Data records
↓↓↓

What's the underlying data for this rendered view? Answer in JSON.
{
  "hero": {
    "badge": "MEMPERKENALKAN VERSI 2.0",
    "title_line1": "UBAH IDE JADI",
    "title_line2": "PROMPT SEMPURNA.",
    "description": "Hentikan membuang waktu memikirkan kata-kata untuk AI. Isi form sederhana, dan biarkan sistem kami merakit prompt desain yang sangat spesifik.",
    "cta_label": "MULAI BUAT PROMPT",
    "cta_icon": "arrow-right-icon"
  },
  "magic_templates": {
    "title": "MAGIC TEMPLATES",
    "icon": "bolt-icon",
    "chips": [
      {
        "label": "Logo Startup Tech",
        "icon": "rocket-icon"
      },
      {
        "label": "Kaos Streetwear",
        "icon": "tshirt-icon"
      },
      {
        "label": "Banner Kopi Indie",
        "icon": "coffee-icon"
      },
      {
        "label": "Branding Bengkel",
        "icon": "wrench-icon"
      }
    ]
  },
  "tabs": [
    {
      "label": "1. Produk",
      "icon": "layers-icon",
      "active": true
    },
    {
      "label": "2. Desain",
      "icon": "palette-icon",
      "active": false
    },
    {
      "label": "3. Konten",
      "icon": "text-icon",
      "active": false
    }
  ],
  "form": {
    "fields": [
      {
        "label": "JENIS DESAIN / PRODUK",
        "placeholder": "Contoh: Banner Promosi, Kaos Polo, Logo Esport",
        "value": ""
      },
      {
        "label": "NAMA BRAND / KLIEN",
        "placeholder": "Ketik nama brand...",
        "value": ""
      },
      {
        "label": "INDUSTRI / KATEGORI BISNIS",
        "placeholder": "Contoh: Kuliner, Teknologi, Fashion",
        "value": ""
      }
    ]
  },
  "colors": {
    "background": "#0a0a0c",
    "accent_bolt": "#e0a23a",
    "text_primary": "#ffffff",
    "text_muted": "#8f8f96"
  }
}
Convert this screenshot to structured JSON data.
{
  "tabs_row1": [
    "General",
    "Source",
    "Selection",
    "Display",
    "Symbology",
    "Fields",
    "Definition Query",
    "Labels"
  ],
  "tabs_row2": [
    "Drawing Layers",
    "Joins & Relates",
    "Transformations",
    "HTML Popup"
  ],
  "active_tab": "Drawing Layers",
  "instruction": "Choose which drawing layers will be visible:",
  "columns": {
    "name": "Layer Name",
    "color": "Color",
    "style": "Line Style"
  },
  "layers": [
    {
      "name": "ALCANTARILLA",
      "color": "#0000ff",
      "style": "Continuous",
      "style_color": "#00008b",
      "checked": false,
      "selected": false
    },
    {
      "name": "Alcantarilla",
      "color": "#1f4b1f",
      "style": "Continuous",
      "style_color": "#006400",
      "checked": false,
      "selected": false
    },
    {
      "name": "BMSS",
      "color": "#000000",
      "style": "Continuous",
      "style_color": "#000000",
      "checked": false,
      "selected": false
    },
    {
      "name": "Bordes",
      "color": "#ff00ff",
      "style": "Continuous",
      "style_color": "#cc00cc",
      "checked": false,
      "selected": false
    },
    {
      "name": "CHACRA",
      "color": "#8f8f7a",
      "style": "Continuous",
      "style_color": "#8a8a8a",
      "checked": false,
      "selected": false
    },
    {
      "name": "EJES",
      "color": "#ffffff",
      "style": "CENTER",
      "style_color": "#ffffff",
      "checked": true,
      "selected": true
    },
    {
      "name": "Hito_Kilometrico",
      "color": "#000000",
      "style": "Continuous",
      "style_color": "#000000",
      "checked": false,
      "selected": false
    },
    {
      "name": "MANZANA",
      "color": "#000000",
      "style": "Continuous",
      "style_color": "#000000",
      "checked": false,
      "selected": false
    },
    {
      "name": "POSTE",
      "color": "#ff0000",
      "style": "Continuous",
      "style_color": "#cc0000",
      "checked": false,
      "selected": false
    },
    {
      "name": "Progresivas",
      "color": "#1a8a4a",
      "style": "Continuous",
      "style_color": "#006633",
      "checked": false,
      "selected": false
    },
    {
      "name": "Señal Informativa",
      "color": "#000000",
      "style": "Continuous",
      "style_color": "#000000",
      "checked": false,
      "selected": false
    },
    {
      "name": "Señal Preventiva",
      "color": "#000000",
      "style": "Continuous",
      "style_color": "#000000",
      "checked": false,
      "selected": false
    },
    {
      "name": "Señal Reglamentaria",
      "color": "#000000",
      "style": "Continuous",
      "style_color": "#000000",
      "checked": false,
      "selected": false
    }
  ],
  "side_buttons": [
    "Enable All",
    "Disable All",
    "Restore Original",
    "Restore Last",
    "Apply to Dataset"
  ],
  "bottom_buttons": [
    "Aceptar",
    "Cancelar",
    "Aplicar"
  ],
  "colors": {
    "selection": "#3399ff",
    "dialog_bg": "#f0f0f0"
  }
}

↑↑↑

# Written problem
Copy the material above back out, exactly as written.

# Result below
What's the underlying data for this rendered view? Answer in JSON.
{
  "hero": {
    "badge": "MEMPERKENALKAN VERSI 2.0",
    "title_line1": "UBAH IDE JADI",
    "title_line2": "PROMPT SEMPURNA.",
    "description": "Hentikan membuang waktu memikirkan kata-kata untuk AI. Isi form sederhana, dan biarkan sistem kami merakit prompt desain yang sangat spesifik.",
    "cta_label": "MULAI BUAT PROMPT",
    "cta_icon": "arrow-right-icon"
  },
  "magic_templates": {
    "title": "MAGIC TEMPLATES",
    "icon": "bolt-icon",
    "chips": [
      {
        "label": "Logo Startup Tech",
        "icon": "rocket-icon"
      },
      {
        "label": "Kaos Streetwear",
        "icon": "tshirt-icon"
      },
      {
        "label": "Banner Kopi Indie",
        "icon": "coffee-icon"
      },
      {
        "label": "Branding Bengkel",
        "icon": "wrench-icon"
      }
    ]
  },
  "tabs": [
    {
      "label": "1. Produk",
      "icon": "layers-icon",
      "active": true
    },
    {
      "label": "2. Desain",
      "icon": "palette-icon",
      "active": false
    },
    {
      "label": "3. Konten",
      "icon": "text-icon",
      "active": false
    }
  ],
  "form": {
    "fields": [
      {
        "label": "JENIS DESAIN / PRODUK",
        "placeholder": "Contoh: Banner Promosi, Kaos Polo, Logo Esport",
        "value": ""
      },
      {
        "label": "NAMA BRAND / KLIEN",
        "placeholder": "Ketik nama brand...",
        "value": ""
      },
      {
        "label": "INDUSTRI / KATEGORI BISNIS",
        "placeholder": "Contoh: Kuliner, Teknologi, Fashion",
        "value": ""
      }
    ]
  },
  "colors": {
    "background": "#0a0a0c",
    "accent_bolt": "#e0a23a",
    "text_primary": "#ffffff",
    "text_muted": "#8f8f96"
  }
}
Convert this screenshot to structured JSON data.
{
  "tabs_row1": [
    "General",
    "Source",
    "Selection",
    "Display",
    "Symbology",
    "Fields",
    "Definition Query",
    "Labels"
  ],
  "tabs_row2": [
    "Drawing Layers",
    "Joins & Relates",
    "Transformations",
    "HTML Popup"
  ],
  "active_tab": "Drawing Layers",
  "instruction": "Choose which drawing layers will be visible:",
  "columns": {
    "name": "Layer Name",
    "color": "Color",
    "style": "Line Style"
  },
  "layers": [
    {
      "name": "ALCANTARILLA",
      "color": "#0000ff",
      "style": "Continuous",
      "style_color": "#00008b",
      "checked": false,
      "selected": false
    },
    {
      "name": "Alcantarilla",
      "color": "#1f4b1f",
      "style": "Continuous",
      "style_color": "#006400",
      "checked": false,
      "selected": false
    },
    {
      "name": "BMSS",
      "color": "#000000",
      "style": "Continuous",
      "style_color": "#000000",
      "checked": false,
      "selected": false
    },
    {
      "name": "Bordes",
      "color": "#ff00ff",
      "style": "Continuous",
      "style_color": "#cc00cc",
      "checked": false,
      "selected": false
    },
    {
      "name": "CHACRA",
      "color": "#8f8f7a",
      "style": "Continuous",
      "style_color": "#8a8a8a",
      "checked": false,
      "selected": false
    },
    {
      "name": "EJES",
      "color": "#ffffff",
      "style": "CENTER",
      "style_color": "#ffffff",
      "checked": true,
      "selected": true
    },
    {
      "name": "Hito_Kilometrico",
      "color": "#000000",
      "style": "Continuous",
      "style_color": "#000000",
      "checked": false,
      "selected": false
    },
    {
      "name": "MANZANA",
      "color": "#000000",
      "style": "Continuous",
      "style_color": "#000000",
      "checked": false,
      "selected": false
    },
    {
      "name": "POSTE",
      "color": "#ff0000",
      "style": "Continuous",
      "style_color": "#cc0000",
      "checked": false,
      "selected": false
    },
    {
      "name": "Progresivas",
      "color": "#1a8a4a",
      "style": "Continuous",
      "style_color": "#006633",
      "checked": false,
      "selected": false
    },
    {
      "name": "Señal Informativa",
      "color": "#000000",
      "style": "Continuous",
      "style_color": "#000000",
      "checked": false,
      "selected": false
    },
    {
      "name": "Señal Preventiva",
      "color": "#000000",
      "style": "Continuous",
      "style_color": "#000000",
      "checked": false,
      "selected": false
    },
    {
      "name": "Señal Reglamentaria",
      "color": "#000000",
      "style": "Continuous",
      "style_color": "#000000",
      "checked": false,
      "selected": false
    }
  ],
  "side_buttons": [
    "Enable All",
    "Disable All",
    "Restore Original",
    "Restore Last",
    "Apply to Dataset"
  ],
  "bottom_buttons": [
    "Aceptar",
    "Cancelar",
    "Aplicar"
  ],
  "colors": {
    "selection": "#3399ff",
    "dialog_bg": "#f0f0f0"
  }
}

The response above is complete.